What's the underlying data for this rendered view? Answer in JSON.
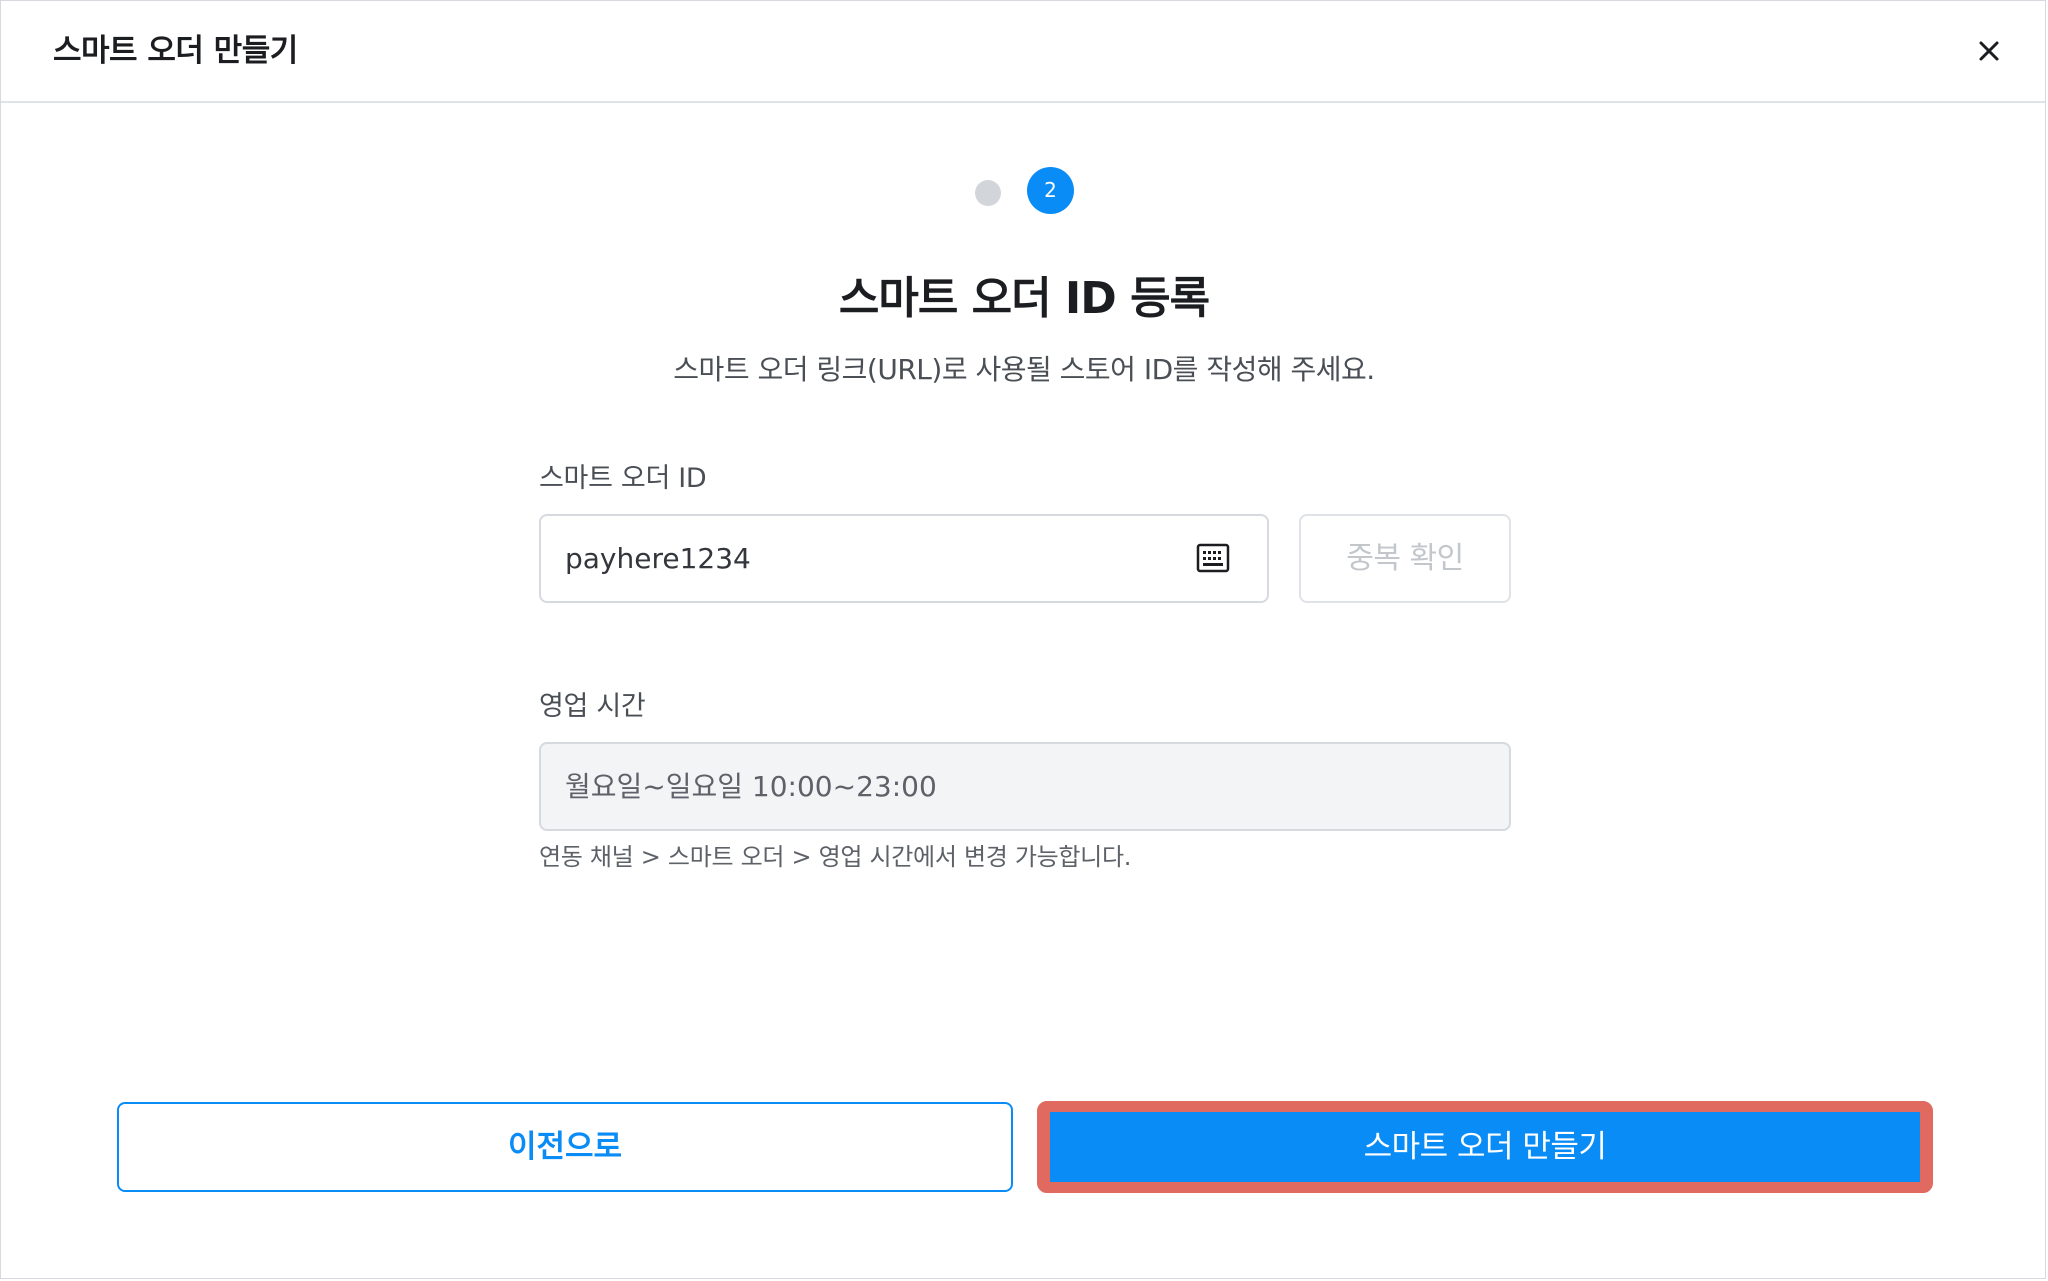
{
  "header": {
    "title": "스마트 오더 만들기",
    "close_icon": "close-icon"
  },
  "stepper": {
    "current_step": "2",
    "total_steps": 2
  },
  "main": {
    "title": "스마트 오더 ID 등록",
    "subtitle": "스마트 오더 링크(URL)로 사용될 스토어 ID를 작성해 주세요."
  },
  "id_field": {
    "label": "스마트 오더 ID",
    "value": "payhere1234",
    "icon": "keyboard-icon",
    "duplicate_check_label": "중복 확인"
  },
  "hours_field": {
    "label": "영업 시간",
    "value": "월요일~일요일 10:00~23:00",
    "helper": "연동 채널 > 스마트 오더 > 영업 시간에서 변경 가능합니다."
  },
  "footer": {
    "prev_label": "이전으로",
    "create_label": "스마트 오더 만들기"
  },
  "colors": {
    "accent": "#0a8cf7",
    "highlight": "#e06a5f",
    "inactive_step": "#d2d5da"
  }
}
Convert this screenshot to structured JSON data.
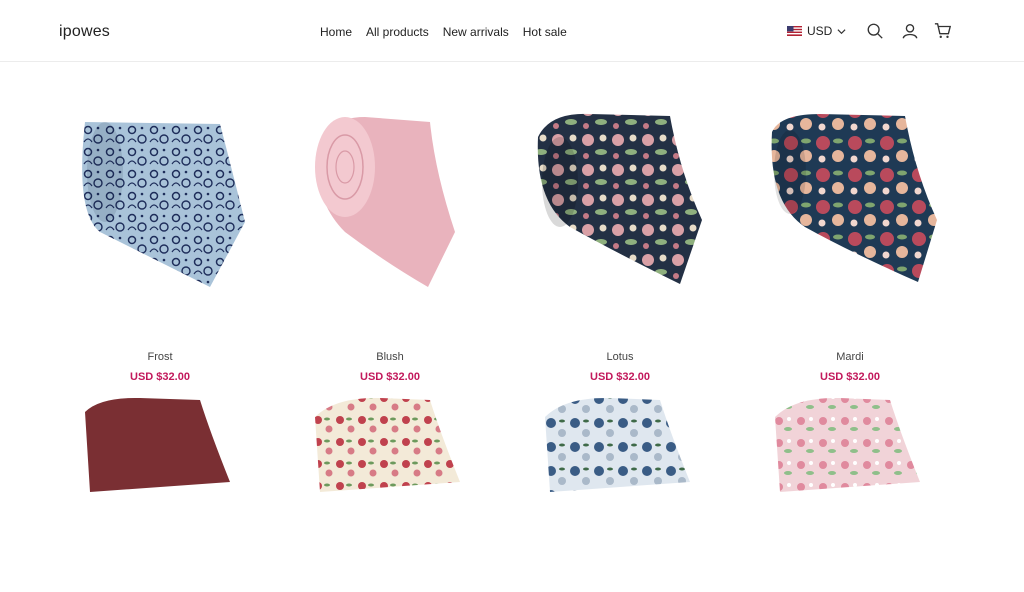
{
  "header": {
    "logo": "ipowes",
    "nav": [
      "Home",
      "All products",
      "New arrivals",
      "Hot sale"
    ],
    "currency": "USD",
    "icons": [
      "search-icon",
      "account-icon",
      "cart-icon"
    ]
  },
  "products": [
    {
      "name": "Frost",
      "price": "USD $32.00"
    },
    {
      "name": "Blush",
      "price": "USD $32.00"
    },
    {
      "name": "Lotus",
      "price": "USD $32.00"
    },
    {
      "name": "Mardi",
      "price": "USD $32.00"
    }
  ],
  "colors": {
    "price": "#c2185b",
    "border": "#ececec"
  }
}
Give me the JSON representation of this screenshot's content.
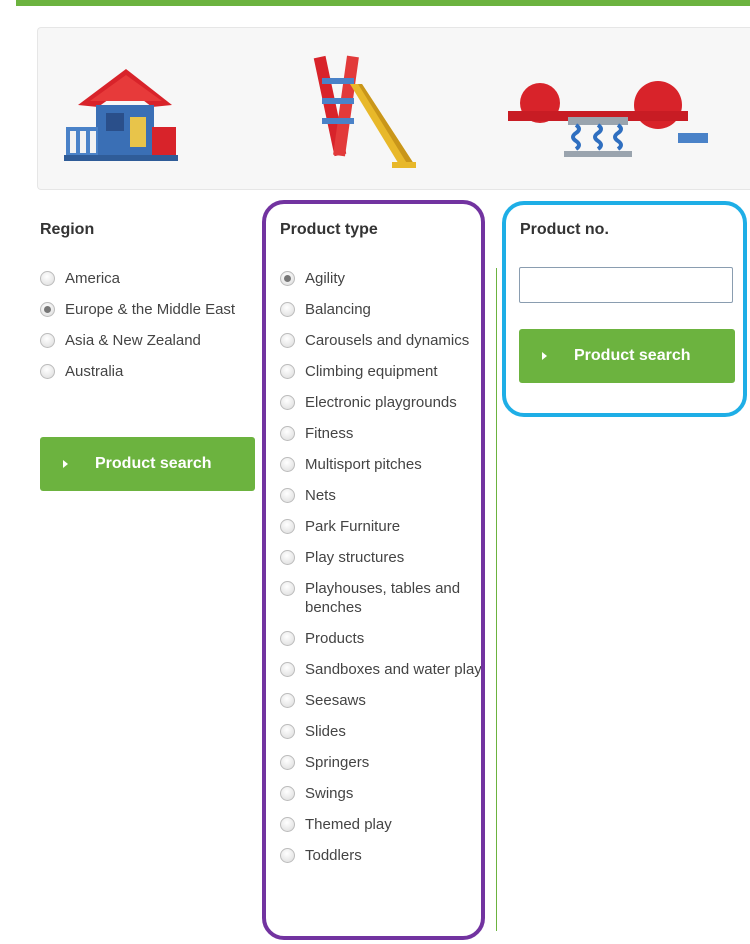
{
  "region": {
    "title": "Region",
    "options": [
      {
        "label": "America",
        "checked": false
      },
      {
        "label": "Europe & the Middle East",
        "checked": true
      },
      {
        "label": "Asia & New Zealand",
        "checked": false
      },
      {
        "label": "Australia",
        "checked": false
      }
    ],
    "button_label": "Product search"
  },
  "product_type": {
    "title": "Product type",
    "options": [
      {
        "label": "Agility",
        "checked": true
      },
      {
        "label": "Balancing",
        "checked": false
      },
      {
        "label": "Carousels and dynamics",
        "checked": false
      },
      {
        "label": "Climbing equipment",
        "checked": false
      },
      {
        "label": "Electronic playgrounds",
        "checked": false
      },
      {
        "label": "Fitness",
        "checked": false
      },
      {
        "label": "Multisport pitches",
        "checked": false
      },
      {
        "label": "Nets",
        "checked": false
      },
      {
        "label": "Park Furniture",
        "checked": false
      },
      {
        "label": "Play structures",
        "checked": false
      },
      {
        "label": "Playhouses, tables and benches",
        "checked": false
      },
      {
        "label": "Products",
        "checked": false
      },
      {
        "label": "Sandboxes and water play",
        "checked": false
      },
      {
        "label": "Seesaws",
        "checked": false
      },
      {
        "label": "Slides",
        "checked": false
      },
      {
        "label": "Springers",
        "checked": false
      },
      {
        "label": "Swings",
        "checked": false
      },
      {
        "label": "Themed play",
        "checked": false
      },
      {
        "label": "Toddlers",
        "checked": false
      }
    ]
  },
  "product_no": {
    "title": "Product no.",
    "input_value": "",
    "button_label": "Product search"
  },
  "banner": {
    "images": [
      "playhouse-image",
      "slide-image",
      "springer-image"
    ]
  },
  "colors": {
    "accent_green": "#6cb33f",
    "highlight_purple": "#7233a0",
    "highlight_blue": "#1eaee6"
  }
}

==========

== WRITTEN EXERCISE ==
Scan the listing above for the word "name" and show each line where it is found.

== ANSWER FOR THIS EXERCISE ==
      "name": "Frost",
      "name": "Blush",
      "name": "Lotus",
      "name": "Mardi",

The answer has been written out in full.